(Written exercise)
Wherever the string "title" appears in a line, extract that line.
===== Information provided =====
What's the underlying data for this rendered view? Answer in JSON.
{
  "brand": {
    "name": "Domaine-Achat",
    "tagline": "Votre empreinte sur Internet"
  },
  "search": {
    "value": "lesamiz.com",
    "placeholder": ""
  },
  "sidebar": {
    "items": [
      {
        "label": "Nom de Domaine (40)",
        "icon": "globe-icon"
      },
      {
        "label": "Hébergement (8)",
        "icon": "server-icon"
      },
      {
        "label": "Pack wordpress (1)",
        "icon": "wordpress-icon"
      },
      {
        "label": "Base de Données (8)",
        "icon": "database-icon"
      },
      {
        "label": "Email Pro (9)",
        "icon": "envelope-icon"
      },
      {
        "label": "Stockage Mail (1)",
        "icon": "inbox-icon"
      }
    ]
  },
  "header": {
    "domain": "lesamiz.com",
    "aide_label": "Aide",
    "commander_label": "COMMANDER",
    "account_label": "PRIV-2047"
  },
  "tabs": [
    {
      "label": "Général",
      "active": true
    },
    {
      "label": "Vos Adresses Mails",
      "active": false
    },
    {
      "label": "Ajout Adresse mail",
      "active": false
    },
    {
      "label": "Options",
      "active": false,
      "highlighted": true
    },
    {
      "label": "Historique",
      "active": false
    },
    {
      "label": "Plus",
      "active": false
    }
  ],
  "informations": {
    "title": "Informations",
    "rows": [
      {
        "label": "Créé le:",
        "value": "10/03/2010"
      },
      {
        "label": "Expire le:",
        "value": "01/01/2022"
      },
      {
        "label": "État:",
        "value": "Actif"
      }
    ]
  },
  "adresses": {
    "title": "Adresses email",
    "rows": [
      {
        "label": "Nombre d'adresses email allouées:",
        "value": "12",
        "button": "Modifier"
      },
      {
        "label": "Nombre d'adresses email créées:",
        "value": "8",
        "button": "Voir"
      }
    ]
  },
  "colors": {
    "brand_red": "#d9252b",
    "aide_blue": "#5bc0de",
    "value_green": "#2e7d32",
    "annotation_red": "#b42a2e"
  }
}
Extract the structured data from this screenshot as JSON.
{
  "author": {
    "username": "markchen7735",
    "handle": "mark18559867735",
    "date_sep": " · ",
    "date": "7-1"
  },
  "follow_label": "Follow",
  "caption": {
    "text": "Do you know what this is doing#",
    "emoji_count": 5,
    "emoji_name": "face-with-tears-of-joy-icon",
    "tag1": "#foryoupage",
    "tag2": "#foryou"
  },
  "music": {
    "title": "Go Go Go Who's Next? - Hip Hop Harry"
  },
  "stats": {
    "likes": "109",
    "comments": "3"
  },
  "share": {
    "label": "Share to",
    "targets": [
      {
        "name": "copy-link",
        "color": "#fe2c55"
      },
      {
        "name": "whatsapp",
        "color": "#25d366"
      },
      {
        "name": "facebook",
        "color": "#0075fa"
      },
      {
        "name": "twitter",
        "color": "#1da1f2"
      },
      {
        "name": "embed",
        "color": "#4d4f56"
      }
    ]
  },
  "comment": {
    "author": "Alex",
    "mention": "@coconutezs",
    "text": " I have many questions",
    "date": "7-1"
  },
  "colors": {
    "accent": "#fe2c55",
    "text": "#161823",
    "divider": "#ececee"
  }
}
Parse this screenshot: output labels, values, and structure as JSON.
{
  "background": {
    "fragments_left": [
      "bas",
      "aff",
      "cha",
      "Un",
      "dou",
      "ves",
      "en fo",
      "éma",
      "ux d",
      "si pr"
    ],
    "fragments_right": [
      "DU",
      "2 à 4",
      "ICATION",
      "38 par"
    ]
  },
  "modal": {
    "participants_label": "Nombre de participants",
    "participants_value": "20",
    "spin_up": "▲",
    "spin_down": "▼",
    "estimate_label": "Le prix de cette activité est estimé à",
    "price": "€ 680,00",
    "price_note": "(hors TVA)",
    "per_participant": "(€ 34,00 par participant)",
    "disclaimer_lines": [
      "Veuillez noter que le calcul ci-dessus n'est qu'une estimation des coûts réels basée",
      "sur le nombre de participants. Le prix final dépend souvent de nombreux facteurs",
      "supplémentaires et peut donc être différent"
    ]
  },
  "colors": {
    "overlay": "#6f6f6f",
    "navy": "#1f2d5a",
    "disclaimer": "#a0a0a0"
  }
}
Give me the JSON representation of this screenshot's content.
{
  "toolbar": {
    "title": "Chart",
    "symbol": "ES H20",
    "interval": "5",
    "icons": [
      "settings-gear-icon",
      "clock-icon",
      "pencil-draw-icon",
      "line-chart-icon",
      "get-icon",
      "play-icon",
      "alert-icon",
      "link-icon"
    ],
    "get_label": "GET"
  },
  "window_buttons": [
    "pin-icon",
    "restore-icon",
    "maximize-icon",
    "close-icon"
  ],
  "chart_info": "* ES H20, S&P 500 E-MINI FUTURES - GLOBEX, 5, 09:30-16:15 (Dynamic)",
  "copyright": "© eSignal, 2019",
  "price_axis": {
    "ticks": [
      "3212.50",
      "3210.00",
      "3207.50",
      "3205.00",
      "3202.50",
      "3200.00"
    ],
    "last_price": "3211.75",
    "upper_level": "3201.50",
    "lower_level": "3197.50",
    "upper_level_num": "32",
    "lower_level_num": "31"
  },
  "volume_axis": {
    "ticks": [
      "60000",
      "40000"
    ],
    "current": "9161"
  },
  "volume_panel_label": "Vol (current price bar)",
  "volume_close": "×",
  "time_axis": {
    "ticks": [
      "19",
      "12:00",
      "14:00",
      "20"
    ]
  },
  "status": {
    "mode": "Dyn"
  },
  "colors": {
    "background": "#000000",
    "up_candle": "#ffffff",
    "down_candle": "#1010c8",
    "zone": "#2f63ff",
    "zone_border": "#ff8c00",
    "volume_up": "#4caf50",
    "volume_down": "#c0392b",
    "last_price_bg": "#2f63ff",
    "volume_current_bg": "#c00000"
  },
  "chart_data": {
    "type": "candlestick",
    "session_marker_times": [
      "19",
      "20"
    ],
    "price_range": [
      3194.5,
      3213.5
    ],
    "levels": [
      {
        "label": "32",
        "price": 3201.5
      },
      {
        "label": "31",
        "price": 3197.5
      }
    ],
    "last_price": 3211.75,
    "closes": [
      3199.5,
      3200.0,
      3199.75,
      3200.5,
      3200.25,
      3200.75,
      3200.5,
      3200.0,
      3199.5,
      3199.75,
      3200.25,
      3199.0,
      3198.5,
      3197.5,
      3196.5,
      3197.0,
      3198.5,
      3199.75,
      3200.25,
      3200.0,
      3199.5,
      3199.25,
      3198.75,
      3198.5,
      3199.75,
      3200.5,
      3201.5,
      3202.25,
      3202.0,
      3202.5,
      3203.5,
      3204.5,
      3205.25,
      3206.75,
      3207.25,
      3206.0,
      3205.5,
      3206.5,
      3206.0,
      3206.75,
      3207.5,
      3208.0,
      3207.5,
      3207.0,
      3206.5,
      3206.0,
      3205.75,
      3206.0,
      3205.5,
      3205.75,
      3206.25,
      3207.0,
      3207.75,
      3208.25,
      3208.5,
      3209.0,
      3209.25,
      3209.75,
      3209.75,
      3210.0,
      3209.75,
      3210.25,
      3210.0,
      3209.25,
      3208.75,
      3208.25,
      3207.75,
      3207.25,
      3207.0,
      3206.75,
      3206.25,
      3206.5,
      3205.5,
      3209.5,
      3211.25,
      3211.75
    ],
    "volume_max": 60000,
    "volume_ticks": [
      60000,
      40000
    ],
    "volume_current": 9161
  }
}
=====
(Solution to this exercise)
    "title": "Informations",
    "title": "Adresses email",
    "title": "Go Go Go Who's Next? - Hip Hop Harry"
    "title": "Chart",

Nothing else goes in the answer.